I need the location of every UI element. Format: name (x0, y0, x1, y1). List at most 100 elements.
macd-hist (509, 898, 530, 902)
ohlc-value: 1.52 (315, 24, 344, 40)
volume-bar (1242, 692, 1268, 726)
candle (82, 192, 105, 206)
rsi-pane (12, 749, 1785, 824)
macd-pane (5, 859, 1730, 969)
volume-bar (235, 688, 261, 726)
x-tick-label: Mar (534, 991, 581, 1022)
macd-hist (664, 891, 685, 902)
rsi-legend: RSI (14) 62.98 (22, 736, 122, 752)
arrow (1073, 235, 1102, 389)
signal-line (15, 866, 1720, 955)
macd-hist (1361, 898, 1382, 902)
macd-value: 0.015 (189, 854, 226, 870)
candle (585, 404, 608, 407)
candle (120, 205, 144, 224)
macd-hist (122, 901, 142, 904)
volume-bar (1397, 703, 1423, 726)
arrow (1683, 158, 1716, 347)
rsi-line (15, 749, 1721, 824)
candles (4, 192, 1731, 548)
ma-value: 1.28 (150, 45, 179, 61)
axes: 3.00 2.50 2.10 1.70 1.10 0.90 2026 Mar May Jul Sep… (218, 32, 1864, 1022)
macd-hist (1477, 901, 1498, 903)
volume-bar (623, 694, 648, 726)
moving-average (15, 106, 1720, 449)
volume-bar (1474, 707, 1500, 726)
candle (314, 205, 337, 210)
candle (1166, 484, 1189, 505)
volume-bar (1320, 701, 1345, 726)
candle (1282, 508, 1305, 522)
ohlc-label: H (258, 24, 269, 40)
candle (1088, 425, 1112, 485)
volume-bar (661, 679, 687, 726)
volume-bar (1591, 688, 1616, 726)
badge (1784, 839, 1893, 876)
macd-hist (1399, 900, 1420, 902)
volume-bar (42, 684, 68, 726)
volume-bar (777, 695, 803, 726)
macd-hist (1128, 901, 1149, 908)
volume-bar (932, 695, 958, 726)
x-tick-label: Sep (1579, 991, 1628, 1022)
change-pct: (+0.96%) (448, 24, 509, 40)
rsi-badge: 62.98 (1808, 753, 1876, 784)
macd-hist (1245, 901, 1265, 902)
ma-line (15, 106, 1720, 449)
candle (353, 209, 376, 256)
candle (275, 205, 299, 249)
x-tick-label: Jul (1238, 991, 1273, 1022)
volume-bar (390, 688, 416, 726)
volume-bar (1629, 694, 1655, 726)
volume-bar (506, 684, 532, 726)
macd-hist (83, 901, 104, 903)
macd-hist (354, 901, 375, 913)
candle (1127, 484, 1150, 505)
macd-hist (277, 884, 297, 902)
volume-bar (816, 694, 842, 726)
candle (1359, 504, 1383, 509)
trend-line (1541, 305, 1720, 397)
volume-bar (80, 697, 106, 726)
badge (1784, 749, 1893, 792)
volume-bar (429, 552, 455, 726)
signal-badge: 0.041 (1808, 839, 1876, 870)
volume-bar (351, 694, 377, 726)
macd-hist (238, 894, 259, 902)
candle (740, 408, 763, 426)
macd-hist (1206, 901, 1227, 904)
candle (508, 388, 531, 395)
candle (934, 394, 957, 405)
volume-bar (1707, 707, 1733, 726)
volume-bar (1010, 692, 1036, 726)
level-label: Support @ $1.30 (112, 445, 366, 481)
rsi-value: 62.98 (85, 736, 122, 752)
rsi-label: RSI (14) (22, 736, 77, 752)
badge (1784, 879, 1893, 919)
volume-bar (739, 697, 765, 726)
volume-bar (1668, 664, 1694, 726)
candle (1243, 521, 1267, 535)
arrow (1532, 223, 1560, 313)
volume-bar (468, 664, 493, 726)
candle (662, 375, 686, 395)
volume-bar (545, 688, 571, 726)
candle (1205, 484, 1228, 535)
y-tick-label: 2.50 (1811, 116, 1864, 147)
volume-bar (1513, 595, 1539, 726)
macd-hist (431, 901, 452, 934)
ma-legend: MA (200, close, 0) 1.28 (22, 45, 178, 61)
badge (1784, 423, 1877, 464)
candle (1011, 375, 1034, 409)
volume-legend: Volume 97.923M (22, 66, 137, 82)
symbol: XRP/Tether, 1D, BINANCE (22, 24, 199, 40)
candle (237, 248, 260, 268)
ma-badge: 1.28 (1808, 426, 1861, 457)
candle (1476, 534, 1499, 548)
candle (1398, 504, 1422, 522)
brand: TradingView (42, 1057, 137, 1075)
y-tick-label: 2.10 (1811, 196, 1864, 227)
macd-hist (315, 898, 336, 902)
—————
Gather every line in the items above that contains the string "badge", matching case exactly, and copy each one out.

■ **Response to this task**:
badge (1784, 839, 1893, 876)
rsi-badge: 62.98 (1808, 753, 1876, 784)
badge (1784, 749, 1893, 792)
signal-badge: 0.041 (1808, 839, 1876, 870)
badge (1784, 879, 1893, 919)
badge (1784, 423, 1877, 464)
ma-badge: 1.28 (1808, 426, 1861, 457)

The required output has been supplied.